» **INSTRUCTIONS FOR THE TASK**: Read the data and repeat all of it exactly.

++++++++++++++++++++

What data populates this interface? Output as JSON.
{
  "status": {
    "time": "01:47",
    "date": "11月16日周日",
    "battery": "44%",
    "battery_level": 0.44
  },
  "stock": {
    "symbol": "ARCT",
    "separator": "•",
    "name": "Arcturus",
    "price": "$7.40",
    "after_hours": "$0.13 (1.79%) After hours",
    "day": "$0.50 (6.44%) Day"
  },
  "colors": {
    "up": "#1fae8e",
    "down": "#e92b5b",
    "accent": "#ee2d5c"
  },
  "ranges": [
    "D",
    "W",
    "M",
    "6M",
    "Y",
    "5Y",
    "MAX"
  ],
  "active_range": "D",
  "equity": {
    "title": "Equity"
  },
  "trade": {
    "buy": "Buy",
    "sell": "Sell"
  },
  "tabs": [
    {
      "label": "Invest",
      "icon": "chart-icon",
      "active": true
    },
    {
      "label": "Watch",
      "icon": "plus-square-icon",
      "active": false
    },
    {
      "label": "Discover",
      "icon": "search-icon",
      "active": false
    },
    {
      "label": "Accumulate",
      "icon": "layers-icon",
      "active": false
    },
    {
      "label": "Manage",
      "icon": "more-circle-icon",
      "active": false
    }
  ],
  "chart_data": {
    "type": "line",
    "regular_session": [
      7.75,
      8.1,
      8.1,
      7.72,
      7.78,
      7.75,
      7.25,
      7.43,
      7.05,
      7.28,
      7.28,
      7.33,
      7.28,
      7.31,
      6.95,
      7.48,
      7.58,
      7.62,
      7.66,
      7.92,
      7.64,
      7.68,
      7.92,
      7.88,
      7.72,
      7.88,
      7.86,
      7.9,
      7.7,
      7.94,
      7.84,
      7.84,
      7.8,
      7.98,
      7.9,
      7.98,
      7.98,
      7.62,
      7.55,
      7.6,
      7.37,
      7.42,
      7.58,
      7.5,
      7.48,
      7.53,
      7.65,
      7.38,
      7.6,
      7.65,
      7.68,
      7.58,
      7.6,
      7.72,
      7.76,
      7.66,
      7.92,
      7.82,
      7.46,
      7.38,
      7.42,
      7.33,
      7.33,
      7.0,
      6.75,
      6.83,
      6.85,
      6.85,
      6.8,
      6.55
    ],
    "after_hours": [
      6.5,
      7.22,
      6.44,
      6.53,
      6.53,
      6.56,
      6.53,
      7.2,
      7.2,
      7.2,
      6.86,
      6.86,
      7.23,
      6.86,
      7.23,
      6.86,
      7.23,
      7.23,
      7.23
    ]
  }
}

++++++++++++++++++++

» **RESULT OF THE TASK**:
What data populates this interface? Output as JSON.
{
  "status": {
    "time": "01:47",
    "date": "11月16日周日",
    "battery": "44%",
    "battery_level": 0.44
  },
  "stock": {
    "symbol": "ARCT",
    "separator": "•",
    "name": "Arcturus",
    "price": "$7.40",
    "after_hours": "$0.13 (1.79%) After hours",
    "day": "$0.50 (6.44%) Day"
  },
  "colors": {
    "up": "#1fae8e",
    "down": "#e92b5b",
    "accent": "#ee2d5c"
  },
  "ranges": [
    "D",
    "W",
    "M",
    "6M",
    "Y",
    "5Y",
    "MAX"
  ],
  "active_range": "D",
  "equity": {
    "title": "Equity"
  },
  "trade": {
    "buy": "Buy",
    "sell": "Sell"
  },
  "tabs": [
    {
      "label": "Invest",
      "icon": "chart-icon",
      "active": true
    },
    {
      "label": "Watch",
      "icon": "plus-square-icon",
      "active": false
    },
    {
      "label": "Discover",
      "icon": "search-icon",
      "active": false
    },
    {
      "label": "Accumulate",
      "icon": "layers-icon",
      "active": false
    },
    {
      "label": "Manage",
      "icon": "more-circle-icon",
      "active": false
    }
  ],
  "chart_data": {
    "type": "line",
    "regular_session": [
      7.75,
      8.1,
      8.1,
      7.72,
      7.78,
      7.75,
      7.25,
      7.43,
      7.05,
      7.28,
      7.28,
      7.33,
      7.28,
      7.31,
      6.95,
      7.48,
      7.58,
      7.62,
      7.66,
      7.92,
      7.64,
      7.68,
      7.92,
      7.88,
      7.72,
      7.88,
      7.86,
      7.9,
      7.7,
      7.94,
      7.84,
      7.84,
      7.8,
      7.98,
      7.9,
      7.98,
      7.98,
      7.62,
      7.55,
      7.6,
      7.37,
      7.42,
      7.58,
      7.5,
      7.48,
      7.53,
      7.65,
      7.38,
      7.6,
      7.65,
      7.68,
      7.58,
      7.6,
      7.72,
      7.76,
      7.66,
      7.92,
      7.82,
      7.46,
      7.38,
      7.42,
      7.33,
      7.33,
      7.0,
      6.75,
      6.83,
      6.85,
      6.85,
      6.8,
      6.55
    ],
    "after_hours": [
      6.5,
      7.22,
      6.44,
      6.53,
      6.53,
      6.56,
      6.53,
      7.2,
      7.2,
      7.2,
      6.86,
      6.86,
      7.23,
      6.86,
      7.23,
      6.86,
      7.23,
      7.23,
      7.23
    ]
  }
}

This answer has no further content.